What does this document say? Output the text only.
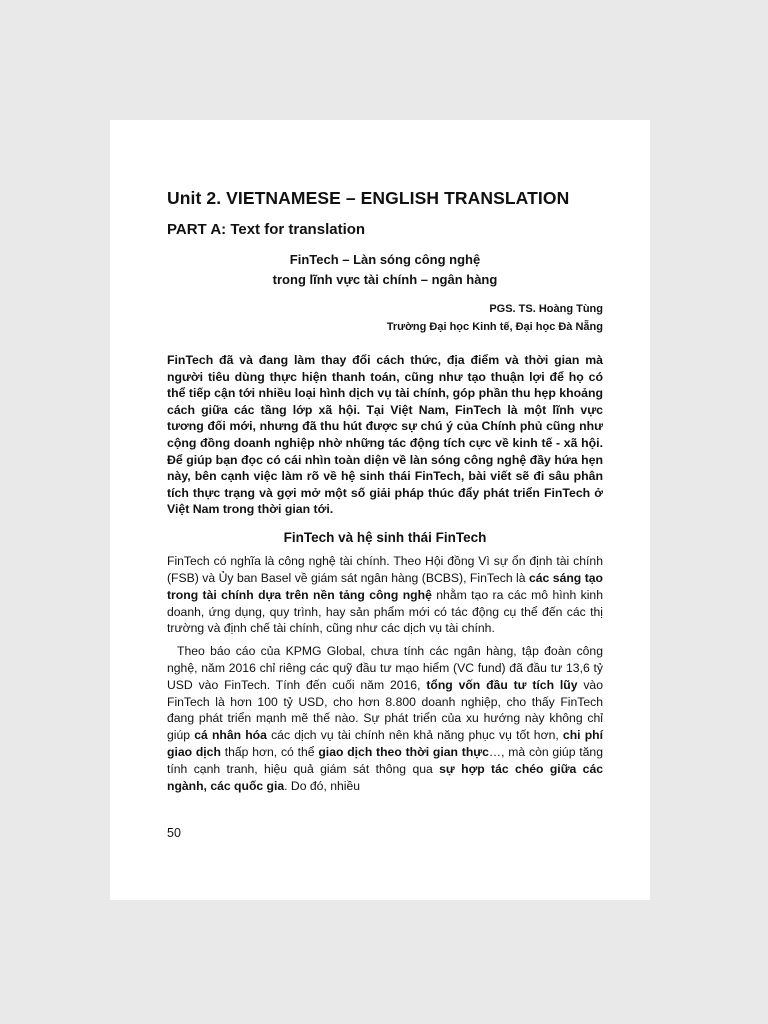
Unit 2. VIETNAMESE – ENGLISH TRANSLATION
PART A: Text for translation
FinTech – Làn sóng công nghệ
trong lĩnh vực tài chính – ngân hàng
PGS. TS. Hoàng Tùng
Trường Đại học Kinh tế, Đại học Đà Nẵng

FinTech đã và đang làm thay đổi cách thức, địa điểm và thời gian mà người tiêu dùng thực hiện thanh toán, cũng như tạo thuận lợi để họ có thể tiếp cận tới nhiều loại hình dịch vụ tài chính, góp phần thu hẹp khoảng cách giữa các tầng lớp xã hội. Tại Việt Nam, FinTech là một lĩnh vực tương đối mới, nhưng đã thu hút được sự chú ý của Chính phủ cũng như cộng đồng doanh nghiệp nhờ những tác động tích cực về kinh tế - xã hội. Để giúp bạn đọc có cái nhìn toàn diện về làn sóng công nghệ đầy hứa hẹn này, bên cạnh việc làm rõ về hệ sinh thái FinTech, bài viết sẽ đi sâu phân tích thực trạng và gợi mở một số giải pháp thúc đẩy phát triển FinTech ở Việt Nam trong thời gian tới.

FinTech và hệ sinh thái FinTech

FinTech có nghĩa là công nghệ tài chính. Theo Hội đồng Vì sự ổn định tài chính (FSB) và Ủy ban Basel về giám sát ngân hàng (BCBS), FinTech là các sáng tạo trong tài chính dựa trên nền tảng công nghệ nhằm tạo ra các mô hình kinh doanh, ứng dụng, quy trình, hay sản phẩm mới có tác động cụ thể đến các thị trường và định chế tài chính, cũng như các dịch vụ tài chính.

Theo báo cáo của KPMG Global, chưa tính các ngân hàng, tập đoàn công nghệ, năm 2016 chỉ riêng các quỹ đầu tư mạo hiểm (VC fund) đã đầu tư 13,6 tỷ USD vào FinTech. Tính đến cuối năm 2016, tổng vốn đầu tư tích lũy vào FinTech là hơn 100 tỷ USD, cho hơn 8.800 doanh nghiệp, cho thấy FinTech đang phát triển mạnh mẽ thế nào. Sự phát triển của xu hướng này không chỉ giúp cá nhân hóa các dịch vụ tài chính nên khả năng phục vụ tốt hơn, chi phí giao dịch thấp hơn, có thể giao dịch theo thời gian thực…, mà còn giúp tăng tính cạnh tranh, hiệu quả giám sát thông qua sự hợp tác chéo giữa các ngành, các quốc gia. Do đó, nhiều

50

## EXERCISE
Search the lines above for the string "thái", then show every one that has it.

## TASK RESULT
FinTech đã và đang làm thay đổi cách thức, địa điểm và thời gian mà người tiêu dùng thực hiện thanh toán, cũng như tạo thuận lợi để họ có thể tiếp cận tới nhiều loại hình dịch vụ tài chính, góp phần thu hẹp khoảng cách giữa các tầng lớp xã hội. Tại Việt Nam, FinTech là một lĩnh vực tương đối mới, nhưng đã thu hút được sự chú ý của Chính phủ cũng như cộng đồng doanh nghiệp nhờ những tác động tích cực về kinh tế - xã hội. Để giúp bạn đọc có cái nhìn toàn diện về làn sóng công nghệ đầy hứa hẹn này, bên cạnh việc làm rõ về hệ sinh thái FinTech, bài viết sẽ đi sâu phân tích thực trạng và gợi mở một số giải pháp thúc đẩy phát triển FinTech ở Việt Nam trong thời gian tới.
FinTech và hệ sinh thái FinTech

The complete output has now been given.